===== Data entries =====
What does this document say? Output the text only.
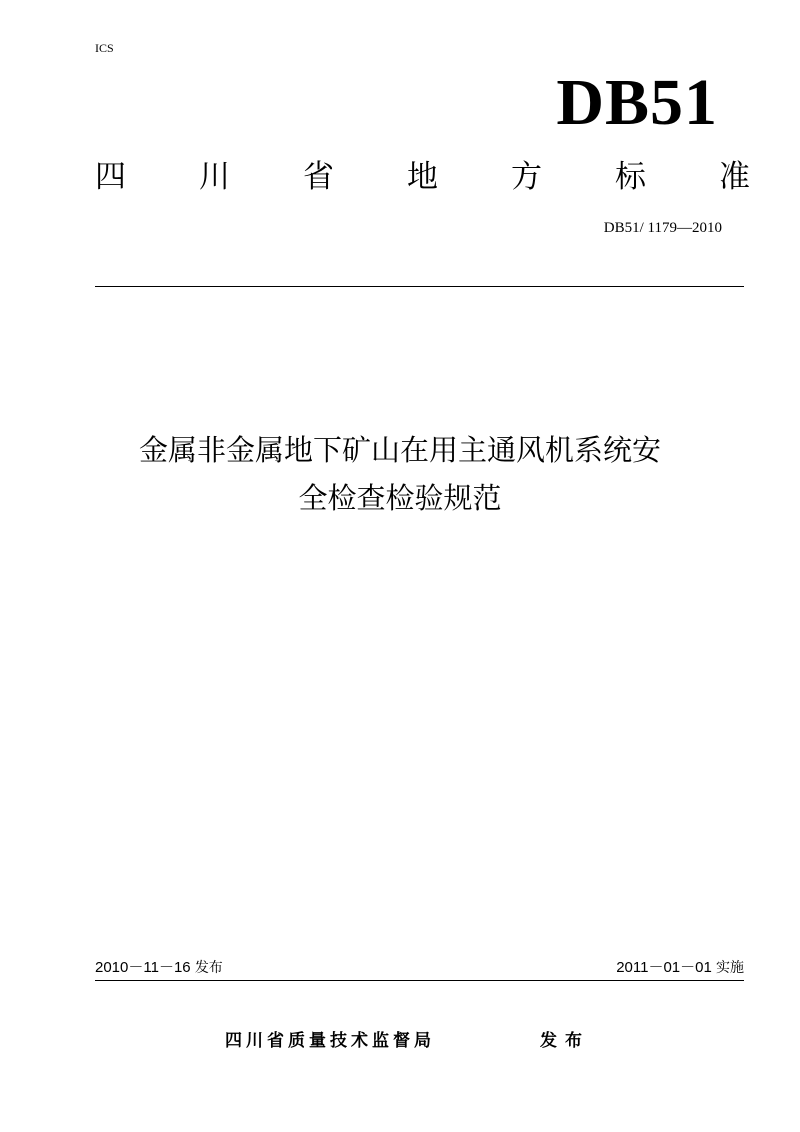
ICS
DB51
四 川 省 地 方 标 准
DB51/ 1179—2010
金属非金属地下矿山在用主通风机系统安
全检查检验规范
2010－11－16 发布	2011－01－01 实施
四川省质量技术监督局	发布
=====
Exercise details: Give the entries again without a single change, but with no pictures.

Output of the task:
What does this document say? Output the text only.
ICS
DB51
四 川 省 地 方 标 准
DB51/ 1179—2010
金属非金属地下矿山在用主通风机系统安
全检查检验规范
2010－11－16 发布	2011－01－01 实施
四川省质量技术监督局	发布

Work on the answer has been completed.